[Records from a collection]
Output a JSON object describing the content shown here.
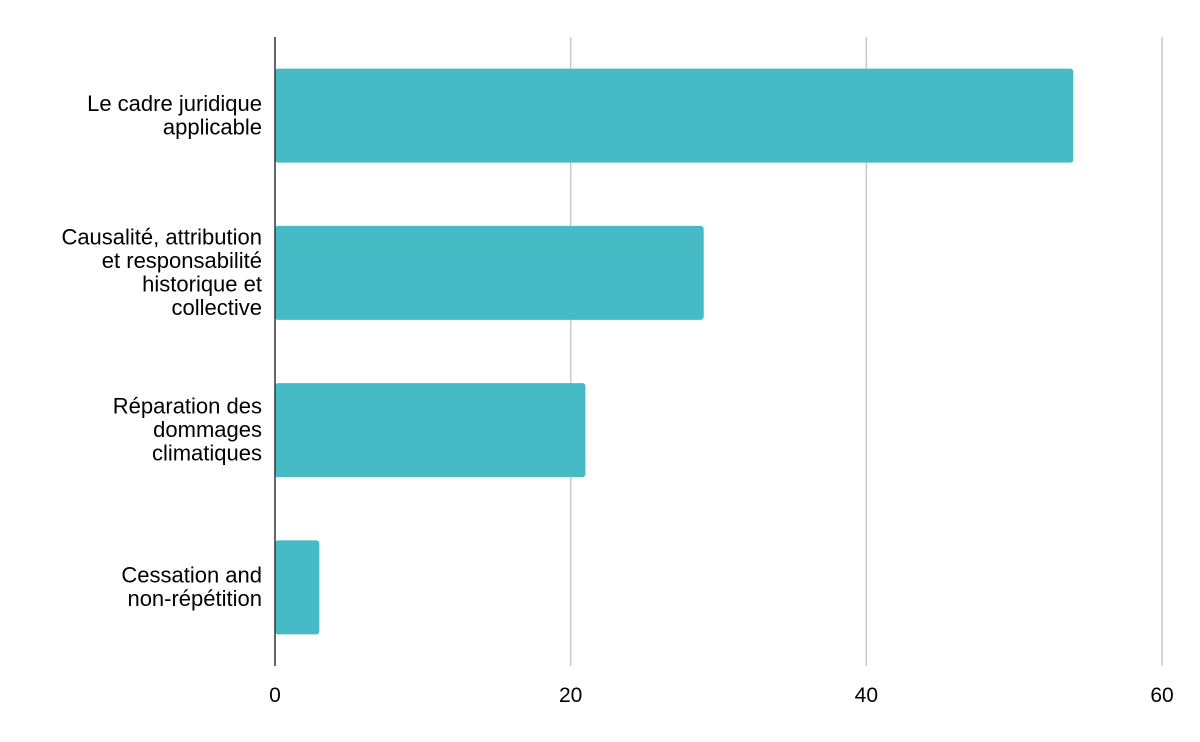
{
  "chart_data": {
    "type": "bar",
    "orientation": "horizontal",
    "title": "",
    "xlabel": "",
    "ylabel": "",
    "categories": [
      [
        "Le cadre juridique",
        "applicable"
      ],
      [
        "Causalité, attribution",
        "et responsabilité",
        "historique et",
        "collective"
      ],
      [
        "Réparation des",
        "dommages",
        "climatiques"
      ],
      [
        "Cessation and",
        "non-répétition"
      ]
    ],
    "values": [
      54,
      29,
      21,
      3
    ],
    "xlim": [
      0,
      60
    ],
    "xticks": [
      0,
      20,
      40,
      60
    ],
    "grid": "vertical",
    "legend": "none",
    "colors": {
      "bar": "#47bbc5",
      "grid": "#c8c8c8",
      "axis": "#333333"
    }
  }
}
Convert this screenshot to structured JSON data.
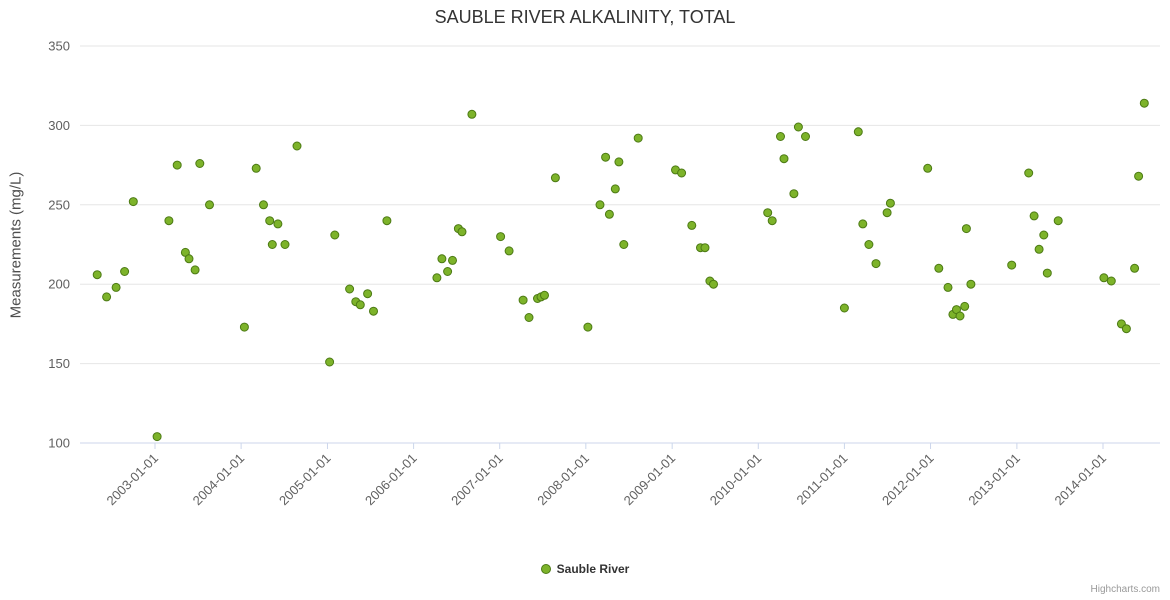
{
  "credits": "Highcharts.com",
  "colors": {
    "point_fill": "#7db32a",
    "point_stroke": "#4c7a14",
    "grid": "#e6e6e6",
    "axis_line": "#ccd6eb",
    "tick_label": "#606060",
    "title": "#333333"
  },
  "chart_data": {
    "type": "scatter",
    "title": "SAUBLE RIVER ALKALINITY, TOTAL",
    "xlabel": "",
    "ylabel": "Measurements (mg/L)",
    "ylim": [
      100,
      350
    ],
    "y_ticks": [
      100,
      150,
      200,
      250,
      300,
      350
    ],
    "x_ticks": [
      "2003-01-01",
      "2004-01-01",
      "2005-01-01",
      "2006-01-01",
      "2007-01-01",
      "2008-01-01",
      "2009-01-01",
      "2010-01-01",
      "2011-01-01",
      "2012-01-01",
      "2013-01-01",
      "2014-01-01"
    ],
    "grid": "horizontal",
    "legend_position": "bottom",
    "series": [
      {
        "name": "Sauble River",
        "points": [
          [
            "2002-05-01",
            206
          ],
          [
            "2002-06-10",
            192
          ],
          [
            "2002-07-20",
            198
          ],
          [
            "2002-08-25",
            208
          ],
          [
            "2002-10-01",
            252
          ],
          [
            "2003-01-10",
            104
          ],
          [
            "2003-03-01",
            240
          ],
          [
            "2003-04-05",
            275
          ],
          [
            "2003-05-10",
            220
          ],
          [
            "2003-05-25",
            216
          ],
          [
            "2003-06-20",
            209
          ],
          [
            "2003-07-10",
            276
          ],
          [
            "2003-08-20",
            250
          ],
          [
            "2004-01-15",
            173
          ],
          [
            "2004-03-05",
            273
          ],
          [
            "2004-04-05",
            250
          ],
          [
            "2004-05-01",
            240
          ],
          [
            "2004-05-12",
            225
          ],
          [
            "2004-06-05",
            238
          ],
          [
            "2004-07-05",
            225
          ],
          [
            "2004-08-25",
            287
          ],
          [
            "2005-01-10",
            151
          ],
          [
            "2005-02-01",
            231
          ],
          [
            "2005-04-05",
            197
          ],
          [
            "2005-05-01",
            189
          ],
          [
            "2005-05-20",
            187
          ],
          [
            "2005-06-20",
            194
          ],
          [
            "2005-07-15",
            183
          ],
          [
            "2005-09-10",
            240
          ],
          [
            "2006-04-10",
            204
          ],
          [
            "2006-05-01",
            216
          ],
          [
            "2006-05-25",
            208
          ],
          [
            "2006-06-15",
            215
          ],
          [
            "2006-07-10",
            235
          ],
          [
            "2006-07-25",
            233
          ],
          [
            "2006-09-05",
            307
          ],
          [
            "2007-01-05",
            230
          ],
          [
            "2007-02-10",
            221
          ],
          [
            "2007-04-10",
            190
          ],
          [
            "2007-05-05",
            179
          ],
          [
            "2007-06-10",
            191
          ],
          [
            "2007-06-25",
            192
          ],
          [
            "2007-07-10",
            193
          ],
          [
            "2007-08-25",
            267
          ],
          [
            "2008-01-10",
            173
          ],
          [
            "2008-03-01",
            250
          ],
          [
            "2008-03-25",
            280
          ],
          [
            "2008-04-10",
            244
          ],
          [
            "2008-05-05",
            260
          ],
          [
            "2008-05-20",
            277
          ],
          [
            "2008-06-10",
            225
          ],
          [
            "2008-08-10",
            292
          ],
          [
            "2009-01-15",
            272
          ],
          [
            "2009-02-10",
            270
          ],
          [
            "2009-03-25",
            237
          ],
          [
            "2009-05-01",
            223
          ],
          [
            "2009-05-20",
            223
          ],
          [
            "2009-06-10",
            202
          ],
          [
            "2009-06-25",
            200
          ],
          [
            "2010-02-10",
            245
          ],
          [
            "2010-03-01",
            240
          ],
          [
            "2010-04-05",
            293
          ],
          [
            "2010-04-20",
            279
          ],
          [
            "2010-06-01",
            257
          ],
          [
            "2010-06-20",
            299
          ],
          [
            "2010-07-20",
            293
          ],
          [
            "2011-01-01",
            185
          ],
          [
            "2011-03-01",
            296
          ],
          [
            "2011-03-20",
            238
          ],
          [
            "2011-04-15",
            225
          ],
          [
            "2011-05-15",
            213
          ],
          [
            "2011-07-01",
            245
          ],
          [
            "2011-07-15",
            251
          ],
          [
            "2011-12-20",
            273
          ],
          [
            "2012-02-05",
            210
          ],
          [
            "2012-03-15",
            198
          ],
          [
            "2012-04-05",
            181
          ],
          [
            "2012-04-20",
            184
          ],
          [
            "2012-05-05",
            180
          ],
          [
            "2012-05-25",
            186
          ],
          [
            "2012-06-01",
            235
          ],
          [
            "2012-06-20",
            200
          ],
          [
            "2012-12-10",
            212
          ],
          [
            "2013-02-20",
            270
          ],
          [
            "2013-03-15",
            243
          ],
          [
            "2013-04-05",
            222
          ],
          [
            "2013-04-25",
            231
          ],
          [
            "2013-05-10",
            207
          ],
          [
            "2013-06-25",
            240
          ],
          [
            "2014-01-05",
            204
          ],
          [
            "2014-02-05",
            202
          ],
          [
            "2014-03-20",
            175
          ],
          [
            "2014-04-10",
            172
          ],
          [
            "2014-05-15",
            210
          ],
          [
            "2014-06-01",
            268
          ],
          [
            "2014-06-25",
            314
          ]
        ]
      }
    ]
  }
}
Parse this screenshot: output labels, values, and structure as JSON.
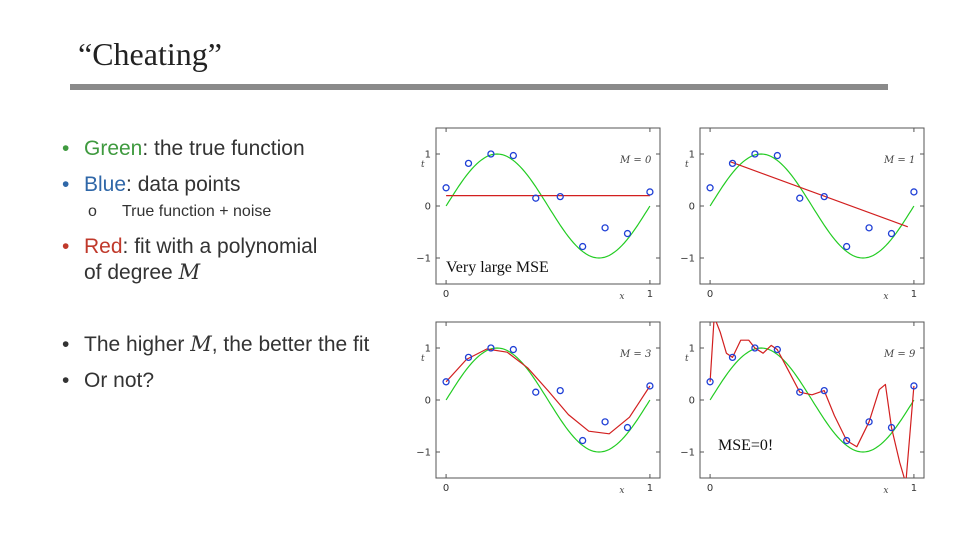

= Written instruction =
Reproduce the material word for word. Any pictures should be left out of the copy.

= Correct output =
Output a JSON object describing the content shown here.
{
  "chart_data": {
    "type": "bar",
    "orientation": "horizontal",
    "title": "",
    "xlabel": "",
    "ylabel": "",
    "categories": [
      [
        "Le cadre juridique",
        "applicable"
      ],
      [
        "Causalité, attribution",
        "et responsabilité",
        "historique et",
        "collective"
      ],
      [
        "Réparation des",
        "dommages",
        "climatiques"
      ],
      [
        "Cessation and",
        "non-répétition"
      ]
    ],
    "values": [
      54,
      29,
      21,
      3
    ],
    "xlim": [
      0,
      60
    ],
    "xticks": [
      0,
      20,
      40,
      60
    ],
    "grid": "vertical",
    "legend": "none",
    "colors": {
      "bar": "#47bbc5",
      "grid": "#c8c8c8",
      "axis": "#333333"
    }
  }
}
Convert this screenshot to structured JSON data.
{
  "credits": "Highcharts.com",
  "colors": {
    "point_fill": "#7db32a",
    "point_stroke": "#4c7a14",
    "grid": "#e6e6e6",
    "axis_line": "#ccd6eb",
    "tick_label": "#606060",
    "title": "#333333"
  },
  "chart_data": {
    "type": "scatter",
    "title": "SAUBLE RIVER ALKALINITY, TOTAL",
    "xlabel": "",
    "ylabel": "Measurements (mg/L)",
    "ylim": [
      100,
      350
    ],
    "y_ticks": [
      100,
      150,
      200,
      250,
      300,
      350
    ],
    "x_ticks": [
      "2003-01-01",
      "2004-01-01",
      "2005-01-01",
      "2006-01-01",
      "2007-01-01",
      "2008-01-01",
      "2009-01-01",
      "2010-01-01",
      "2011-01-01",
      "2012-01-01",
      "2013-01-01",
      "2014-01-01"
    ],
    "grid": "horizontal",
    "legend_position": "bottom",
    "series": [
      {
        "name": "Sauble River",
        "points": [
          [
            "2002-05-01",
            206
          ],
          [
            "2002-06-10",
            192
          ],
          [
            "2002-07-20",
            198
          ],
          [
            "2002-08-25",
            208
          ],
          [
            "2002-10-01",
            252
          ],
          [
            "2003-01-10",
            104
          ],
          [
            "2003-03-01",
            240
          ],
          [
            "2003-04-05",
            275
          ],
          [
            "2003-05-10",
            220
          ],
          [
            "2003-05-25",
            216
          ],
          [
            "2003-06-20",
            209
          ],
          [
            "2003-07-10",
            276
          ],
          [
            "2003-08-20",
            250
          ],
          [
            "2004-01-15",
            173
          ],
          [
            "2004-03-05",
            273
          ],
          [
            "2004-04-05",
            250
          ],
          [
            "2004-05-01",
            240
          ],
          [
            "2004-05-12",
            225
          ],
          [
            "2004-06-05",
            238
          ],
          [
            "2004-07-05",
            225
          ],
          [
            "2004-08-25",
            287
          ],
          [
            "2005-01-10",
            151
          ],
          [
            "2005-02-01",
            231
          ],
          [
            "2005-04-05",
            197
          ],
          [
            "2005-05-01",
            189
          ],
          [
            "2005-05-20",
            187
          ],
          [
            "2005-06-20",
            194
          ],
          [
            "2005-07-15",
            183
          ],
          [
            "2005-09-10",
            240
          ],
          [
            "2006-04-10",
            204
          ],
          [
            "2006-05-01",
            216
          ],
          [
            "2006-05-25",
            208
          ],
          [
            "2006-06-15",
            215
          ],
          [
            "2006-07-10",
            235
          ],
          [
            "2006-07-25",
            233
          ],
          [
            "2006-09-05",
            307
          ],
          [
            "2007-01-05",
            230
          ],
          [
            "2007-02-10",
            221
          ],
          [
            "2007-04-10",
            190
          ],
          [
            "2007-05-05",
            179
          ],
          [
            "2007-06-10",
            191
          ],
          [
            "2007-06-25",
            192
          ],
          [
            "2007-07-10",
            193
          ],
          [
            "2007-08-25",
            267
          ],
          [
            "2008-01-10",
            173
          ],
          [
            "2008-03-01",
            250
          ],
          [
            "2008-03-25",
            280
          ],
          [
            "2008-04-10",
            244
          ],
          [
            "2008-05-05",
            260
          ],
          [
            "2008-05-20",
            277
          ],
          [
            "2008-06-10",
            225
          ],
          [
            "2008-08-10",
            292
          ],
          [
            "2009-01-15",
            272
          ],
          [
            "2009-02-10",
            270
          ],
          [
            "2009-03-25",
            237
          ],
          [
            "2009-05-01",
            223
          ],
          [
            "2009-05-20",
            223
          ],
          [
            "2009-06-10",
            202
          ],
          [
            "2009-06-25",
            200
          ],
          [
            "2010-02-10",
            245
          ],
          [
            "2010-03-01",
            240
          ],
          [
            "2010-04-05",
            293
          ],
          [
            "2010-04-20",
            279
          ],
          [
            "2010-06-01",
            257
          ],
          [
            "2010-06-20",
            299
          ],
          [
            "2010-07-20",
            293
          ],
          [
            "2011-01-01",
            185
          ],
          [
            "2011-03-01",
            296
          ],
          [
            "2011-03-20",
            238
          ],
          [
            "2011-04-15",
            225
          ],
          [
            "2011-05-15",
            213
          ],
          [
            "2011-07-01",
            245
          ],
          [
            "2011-07-15",
            251
          ],
          [
            "2011-12-20",
            273
          ],
          [
            "2012-02-05",
            210
          ],
          [
            "2012-03-15",
            198
          ],
          [
            "2012-04-05",
            181
          ],
          [
            "2012-04-20",
            184
          ],
          [
            "2012-05-05",
            180
          ],
          [
            "2012-05-25",
            186
          ],
          [
            "2012-06-01",
            235
          ],
          [
            "2012-06-20",
            200
          ],
          [
            "2012-12-10",
            212
          ],
          [
            "2013-02-20",
            270
          ],
          [
            "2013-03-15",
            243
          ],
          [
            "2013-04-05",
            222
          ],
          [
            "2013-04-25",
            231
          ],
          [
            "2013-05-10",
            207
          ],
          [
            "2013-06-25",
            240
          ],
          [
            "2014-01-05",
            204
          ],
          [
            "2014-02-05",
            202
          ],
          [
            "2014-03-20",
            175
          ],
          [
            "2014-04-10",
            172
          ],
          [
            "2014-05-15",
            210
          ],
          [
            "2014-06-01",
            268
          ],
          [
            "2014-06-25",
            314
          ]
        ]
      }
    ]
  }
}
Parse this screenshot: output labels, values, and structure as JSON.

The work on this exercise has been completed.